### Texto fornecido
------------------------------------
Sábado, 12 de Novembro de 2011

“TANTOS OVELHOS, MON DIEU!”

 

Gerald King

 

_ “Chuvava, chuvava, chuvava!” Lembro esta exclamação da querida Nadette que, mesmo após muitos anos em Portugal, jamais logrou conjugar verbos e substantivar em escorreito português. Junto às memórias “a minha piquenina toalha”, por isto querendo dizer a luva de banho em pano turco. Francesa, rosto com origem estampada, generosa e compreensiva até mais não poder. Era delícia recebê-la na casa principal da Beira e ouvir-lhe a surpresa perante “tantos ovelhos, mon Dieu!” E era simples, afável, terna, culta, todavia com a omnipresente dificuldade na pronúncia e vocabulário luso. Quando a família quebrava regras de polimento e ria desbragada, ria também e pedia correcção. Para lhe facilitarmos o quotidiano desejávamos falar-lhe em francês. Proibia. A vontade de se desafiar era maior. Respeitávamos.
------------------------------------
### Material fornecido

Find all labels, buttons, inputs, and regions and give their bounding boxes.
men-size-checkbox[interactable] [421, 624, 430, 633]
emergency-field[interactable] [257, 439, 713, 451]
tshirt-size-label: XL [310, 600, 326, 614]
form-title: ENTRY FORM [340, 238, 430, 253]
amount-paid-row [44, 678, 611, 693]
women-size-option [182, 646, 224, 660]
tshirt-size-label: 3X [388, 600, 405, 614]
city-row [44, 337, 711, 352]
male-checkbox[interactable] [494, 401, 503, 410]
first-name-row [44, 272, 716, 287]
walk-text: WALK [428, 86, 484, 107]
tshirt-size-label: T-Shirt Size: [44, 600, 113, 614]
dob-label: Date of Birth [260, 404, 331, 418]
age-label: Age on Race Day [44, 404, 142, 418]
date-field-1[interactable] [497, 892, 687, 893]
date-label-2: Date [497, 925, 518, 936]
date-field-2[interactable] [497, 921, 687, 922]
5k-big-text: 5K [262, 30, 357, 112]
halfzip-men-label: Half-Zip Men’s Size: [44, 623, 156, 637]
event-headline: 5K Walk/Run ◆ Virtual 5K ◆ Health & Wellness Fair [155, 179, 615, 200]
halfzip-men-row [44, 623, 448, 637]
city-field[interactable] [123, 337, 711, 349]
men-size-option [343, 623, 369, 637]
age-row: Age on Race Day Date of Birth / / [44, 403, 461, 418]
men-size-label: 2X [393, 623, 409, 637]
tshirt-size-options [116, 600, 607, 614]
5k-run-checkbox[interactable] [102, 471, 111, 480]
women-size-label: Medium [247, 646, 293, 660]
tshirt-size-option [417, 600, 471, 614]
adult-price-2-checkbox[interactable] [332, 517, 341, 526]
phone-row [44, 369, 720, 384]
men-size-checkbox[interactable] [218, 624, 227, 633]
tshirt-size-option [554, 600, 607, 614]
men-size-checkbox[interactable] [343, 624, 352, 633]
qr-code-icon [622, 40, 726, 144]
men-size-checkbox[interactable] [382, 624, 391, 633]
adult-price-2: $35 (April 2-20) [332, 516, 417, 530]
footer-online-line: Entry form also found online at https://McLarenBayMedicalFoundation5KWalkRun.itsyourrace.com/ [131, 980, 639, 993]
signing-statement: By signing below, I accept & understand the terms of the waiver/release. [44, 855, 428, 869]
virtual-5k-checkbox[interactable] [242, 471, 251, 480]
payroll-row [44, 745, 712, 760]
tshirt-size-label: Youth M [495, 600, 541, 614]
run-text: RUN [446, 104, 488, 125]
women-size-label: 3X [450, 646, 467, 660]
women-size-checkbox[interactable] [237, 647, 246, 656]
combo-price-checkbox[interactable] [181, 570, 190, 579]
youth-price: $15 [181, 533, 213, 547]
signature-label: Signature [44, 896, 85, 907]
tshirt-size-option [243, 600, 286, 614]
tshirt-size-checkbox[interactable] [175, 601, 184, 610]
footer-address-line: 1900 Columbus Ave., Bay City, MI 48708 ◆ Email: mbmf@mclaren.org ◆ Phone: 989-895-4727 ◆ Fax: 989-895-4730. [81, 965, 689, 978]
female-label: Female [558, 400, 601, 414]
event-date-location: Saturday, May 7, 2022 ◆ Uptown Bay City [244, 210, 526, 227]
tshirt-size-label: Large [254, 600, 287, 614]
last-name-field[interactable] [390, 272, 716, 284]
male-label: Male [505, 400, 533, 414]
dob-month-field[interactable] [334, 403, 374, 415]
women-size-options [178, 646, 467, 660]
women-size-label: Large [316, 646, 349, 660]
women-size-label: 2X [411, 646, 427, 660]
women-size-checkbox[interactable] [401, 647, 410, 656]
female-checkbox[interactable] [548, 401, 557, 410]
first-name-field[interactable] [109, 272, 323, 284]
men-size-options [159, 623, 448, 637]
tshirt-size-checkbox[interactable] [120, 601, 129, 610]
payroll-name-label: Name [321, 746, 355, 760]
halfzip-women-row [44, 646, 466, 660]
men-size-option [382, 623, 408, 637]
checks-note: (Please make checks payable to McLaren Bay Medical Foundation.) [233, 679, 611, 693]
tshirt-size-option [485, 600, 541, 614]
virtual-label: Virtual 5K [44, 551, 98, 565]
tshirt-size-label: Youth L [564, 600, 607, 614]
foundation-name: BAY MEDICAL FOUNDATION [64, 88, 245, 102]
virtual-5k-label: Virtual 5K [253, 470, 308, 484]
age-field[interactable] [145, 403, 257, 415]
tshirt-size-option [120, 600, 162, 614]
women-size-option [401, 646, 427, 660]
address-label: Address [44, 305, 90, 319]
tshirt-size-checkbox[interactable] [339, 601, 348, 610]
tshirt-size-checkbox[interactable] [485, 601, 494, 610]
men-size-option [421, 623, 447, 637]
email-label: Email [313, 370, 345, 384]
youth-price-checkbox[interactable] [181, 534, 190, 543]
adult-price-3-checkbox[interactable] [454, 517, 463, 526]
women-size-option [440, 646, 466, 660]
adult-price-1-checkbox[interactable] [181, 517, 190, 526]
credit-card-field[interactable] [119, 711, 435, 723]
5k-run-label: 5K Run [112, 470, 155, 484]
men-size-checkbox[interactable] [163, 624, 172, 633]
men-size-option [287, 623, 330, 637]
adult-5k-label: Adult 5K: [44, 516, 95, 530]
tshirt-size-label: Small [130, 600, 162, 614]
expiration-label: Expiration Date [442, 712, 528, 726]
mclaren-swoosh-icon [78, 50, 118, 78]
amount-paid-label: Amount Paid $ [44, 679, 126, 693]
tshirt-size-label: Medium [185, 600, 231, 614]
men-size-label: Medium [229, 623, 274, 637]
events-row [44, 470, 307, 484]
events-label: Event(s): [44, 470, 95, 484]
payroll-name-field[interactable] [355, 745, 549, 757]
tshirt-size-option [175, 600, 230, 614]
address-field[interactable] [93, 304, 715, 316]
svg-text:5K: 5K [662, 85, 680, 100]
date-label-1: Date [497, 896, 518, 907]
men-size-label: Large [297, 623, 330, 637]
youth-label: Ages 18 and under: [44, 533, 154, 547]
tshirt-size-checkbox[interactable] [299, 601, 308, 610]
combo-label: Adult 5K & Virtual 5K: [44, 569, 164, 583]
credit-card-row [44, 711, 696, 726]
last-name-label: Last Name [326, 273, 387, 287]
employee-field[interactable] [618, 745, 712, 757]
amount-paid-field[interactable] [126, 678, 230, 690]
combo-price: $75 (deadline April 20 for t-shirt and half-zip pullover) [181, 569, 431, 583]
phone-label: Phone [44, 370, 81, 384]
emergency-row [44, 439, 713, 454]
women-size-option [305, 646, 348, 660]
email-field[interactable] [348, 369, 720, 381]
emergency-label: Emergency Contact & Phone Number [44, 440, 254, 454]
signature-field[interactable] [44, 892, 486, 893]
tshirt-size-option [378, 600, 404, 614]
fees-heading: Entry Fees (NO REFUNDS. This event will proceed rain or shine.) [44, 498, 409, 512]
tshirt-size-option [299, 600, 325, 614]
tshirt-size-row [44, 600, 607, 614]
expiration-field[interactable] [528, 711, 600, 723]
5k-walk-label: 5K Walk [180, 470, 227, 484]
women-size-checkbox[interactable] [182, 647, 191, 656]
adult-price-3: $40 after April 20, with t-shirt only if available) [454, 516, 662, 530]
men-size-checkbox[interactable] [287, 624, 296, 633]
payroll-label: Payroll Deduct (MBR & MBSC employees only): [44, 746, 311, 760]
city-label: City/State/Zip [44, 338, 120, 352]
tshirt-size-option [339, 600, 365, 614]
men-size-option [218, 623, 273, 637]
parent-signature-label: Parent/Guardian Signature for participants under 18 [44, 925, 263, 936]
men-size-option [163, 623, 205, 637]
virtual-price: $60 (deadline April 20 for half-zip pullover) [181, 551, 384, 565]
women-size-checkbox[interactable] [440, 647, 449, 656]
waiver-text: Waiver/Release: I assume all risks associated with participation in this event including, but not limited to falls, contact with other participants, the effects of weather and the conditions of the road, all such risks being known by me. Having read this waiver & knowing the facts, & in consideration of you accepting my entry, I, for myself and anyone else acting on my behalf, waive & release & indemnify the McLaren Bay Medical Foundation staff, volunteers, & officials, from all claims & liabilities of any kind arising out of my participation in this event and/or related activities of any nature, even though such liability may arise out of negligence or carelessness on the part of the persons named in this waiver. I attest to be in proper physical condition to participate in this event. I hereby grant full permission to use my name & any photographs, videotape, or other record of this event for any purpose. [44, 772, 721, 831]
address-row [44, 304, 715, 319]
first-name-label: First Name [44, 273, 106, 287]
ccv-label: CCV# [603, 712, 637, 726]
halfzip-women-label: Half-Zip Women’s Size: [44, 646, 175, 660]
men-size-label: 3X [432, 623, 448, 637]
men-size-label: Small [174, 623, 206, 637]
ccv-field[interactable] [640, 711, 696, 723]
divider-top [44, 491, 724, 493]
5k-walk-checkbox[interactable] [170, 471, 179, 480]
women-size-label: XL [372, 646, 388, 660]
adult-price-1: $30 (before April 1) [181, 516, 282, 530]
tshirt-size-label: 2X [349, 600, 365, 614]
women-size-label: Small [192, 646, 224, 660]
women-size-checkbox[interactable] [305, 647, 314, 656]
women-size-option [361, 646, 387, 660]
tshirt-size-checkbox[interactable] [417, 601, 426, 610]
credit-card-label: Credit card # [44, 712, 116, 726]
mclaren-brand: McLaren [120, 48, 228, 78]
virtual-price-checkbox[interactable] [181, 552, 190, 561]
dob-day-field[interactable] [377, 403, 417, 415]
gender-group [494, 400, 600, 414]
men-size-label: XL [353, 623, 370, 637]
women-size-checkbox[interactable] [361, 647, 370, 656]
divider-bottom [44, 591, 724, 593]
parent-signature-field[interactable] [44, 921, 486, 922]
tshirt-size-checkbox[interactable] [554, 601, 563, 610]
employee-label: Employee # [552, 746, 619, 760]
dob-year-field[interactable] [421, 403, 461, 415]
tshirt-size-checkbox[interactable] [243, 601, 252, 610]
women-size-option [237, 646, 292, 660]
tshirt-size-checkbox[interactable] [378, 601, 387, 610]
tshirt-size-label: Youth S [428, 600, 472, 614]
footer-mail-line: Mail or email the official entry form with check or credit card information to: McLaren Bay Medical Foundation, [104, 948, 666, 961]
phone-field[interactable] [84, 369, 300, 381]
------------------------------------
### Enunciado
Enumere todas as falas de Nadette que o texto sobre ela reproduz entre aspas. O material não tem relação com o texto.

### Resposta
- "Chuvava, chuvava, chuvava!"
- "a minha piquenina toalha"
- "tantos ovelhos, mon Dieu!"